_To do_
Reproduce all entries precisely as they are written.

_Materials provided_

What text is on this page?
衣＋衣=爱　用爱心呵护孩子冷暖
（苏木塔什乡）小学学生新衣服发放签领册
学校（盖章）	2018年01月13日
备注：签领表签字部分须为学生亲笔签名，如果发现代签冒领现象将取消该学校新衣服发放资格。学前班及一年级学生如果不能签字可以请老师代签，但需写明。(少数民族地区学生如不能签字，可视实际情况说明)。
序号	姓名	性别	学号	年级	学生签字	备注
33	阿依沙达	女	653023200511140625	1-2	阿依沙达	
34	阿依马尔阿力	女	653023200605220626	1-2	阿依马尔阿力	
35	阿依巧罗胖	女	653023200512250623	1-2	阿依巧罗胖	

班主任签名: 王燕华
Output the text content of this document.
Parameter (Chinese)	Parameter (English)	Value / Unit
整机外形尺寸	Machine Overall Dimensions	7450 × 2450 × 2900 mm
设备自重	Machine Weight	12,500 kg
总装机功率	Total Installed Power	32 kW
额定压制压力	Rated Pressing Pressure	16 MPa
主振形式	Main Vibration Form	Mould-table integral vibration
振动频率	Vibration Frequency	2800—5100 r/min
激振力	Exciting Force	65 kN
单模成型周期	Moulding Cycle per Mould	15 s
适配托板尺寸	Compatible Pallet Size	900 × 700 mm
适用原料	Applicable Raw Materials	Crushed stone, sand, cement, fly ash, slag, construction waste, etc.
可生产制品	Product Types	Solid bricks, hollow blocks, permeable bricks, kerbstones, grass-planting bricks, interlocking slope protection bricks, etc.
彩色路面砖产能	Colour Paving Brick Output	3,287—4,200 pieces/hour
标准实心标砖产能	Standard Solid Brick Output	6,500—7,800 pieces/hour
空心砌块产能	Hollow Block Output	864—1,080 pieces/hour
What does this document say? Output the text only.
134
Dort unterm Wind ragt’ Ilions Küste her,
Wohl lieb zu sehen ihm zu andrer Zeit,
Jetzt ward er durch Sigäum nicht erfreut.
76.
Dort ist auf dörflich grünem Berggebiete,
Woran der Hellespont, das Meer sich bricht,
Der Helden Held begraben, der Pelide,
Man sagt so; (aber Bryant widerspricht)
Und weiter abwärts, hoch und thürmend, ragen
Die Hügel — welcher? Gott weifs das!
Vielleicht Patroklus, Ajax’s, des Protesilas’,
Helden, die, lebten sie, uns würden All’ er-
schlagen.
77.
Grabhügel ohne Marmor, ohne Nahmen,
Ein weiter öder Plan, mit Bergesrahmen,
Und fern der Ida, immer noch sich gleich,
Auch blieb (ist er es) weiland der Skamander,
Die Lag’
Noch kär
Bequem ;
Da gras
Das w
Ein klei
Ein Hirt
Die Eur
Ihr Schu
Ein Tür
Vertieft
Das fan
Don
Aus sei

_Task answer_
What text is on this page?
衣＋衣=爱　用爱心呵护孩子冷暖
（苏木塔什乡）小学学生新衣服发放签领册
学校（盖章）	2018年01月13日
备注：签领表签字部分须为学生亲笔签名，如果发现代签冒领现象将取消该学校新衣服发放资格。学前班及一年级学生如果不能签字可以请老师代签，但需写明。(少数民族地区学生如不能签字，可视实际情况说明)。
序号	姓名	性别	学号	年级	学生签字	备注
33	阿依沙达	女	653023200511140625	1-2	阿依沙达	
34	阿依马尔阿力	女	653023200605220626	1-2	阿依马尔阿力	
35	阿依巧罗胖	女	653023200512250623	1-2	阿依巧罗胖	

班主任签名: 王燕华
Output the text content of this document.
Parameter (Chinese)	Parameter (English)	Value / Unit
整机外形尺寸	Machine Overall Dimensions	7450 × 2450 × 2900 mm
设备自重	Machine Weight	12,500 kg
总装机功率	Total Installed Power	32 kW
额定压制压力	Rated Pressing Pressure	16 MPa
主振形式	Main Vibration Form	Mould-table integral vibration
振动频率	Vibration Frequency	2800—5100 r/min
激振力	Exciting Force	65 kN
单模成型周期	Moulding Cycle per Mould	15 s
适配托板尺寸	Compatible Pallet Size	900 × 700 mm
适用原料	Applicable Raw Materials	Crushed stone, sand, cement, fly ash, slag, construction waste, etc.
可生产制品	Product Types	Solid bricks, hollow blocks, permeable bricks, kerbstones, grass-planting bricks, interlocking slope protection bricks, etc.
彩色路面砖产能	Colour Paving Brick Output	3,287—4,200 pieces/hour
标准实心标砖产能	Standard Solid Brick Output	6,500—7,800 pieces/hour
空心砌块产能	Hollow Block Output	864—1,080 pieces/hour
What does this document say? Output the text only.
134
Dort unterm Wind ragt’ Ilions Küste her,
Wohl lieb zu sehen ihm zu andrer Zeit,
Jetzt ward er durch Sigäum nicht erfreut.
76.
Dort ist auf dörflich grünem Berggebiete,
Woran der Hellespont, das Meer sich bricht,
Der Helden Held begraben, der Pelide,
Man sagt so; (aber Bryant widerspricht)
Und weiter abwärts, hoch und thürmend, ragen
Die Hügel — welcher? Gott weifs das!
Vielleicht Patroklus, Ajax’s, des Protesilas’,
Helden, die, lebten sie, uns würden All’ er-
schlagen.
77.
Grabhügel ohne Marmor, ohne Nahmen,
Ein weiter öder Plan, mit Bergesrahmen,
Und fern der Ida, immer noch sich gleich,
Auch blieb (ist er es) weiland der Skamander,
Die Lag’
Noch kär
Bequem ;
Da gras
Das w
Ein klei
Ein Hirt
Die Eur
Ihr Schu
Ein Tür
Vertieft
Das fan
Don
Aus sei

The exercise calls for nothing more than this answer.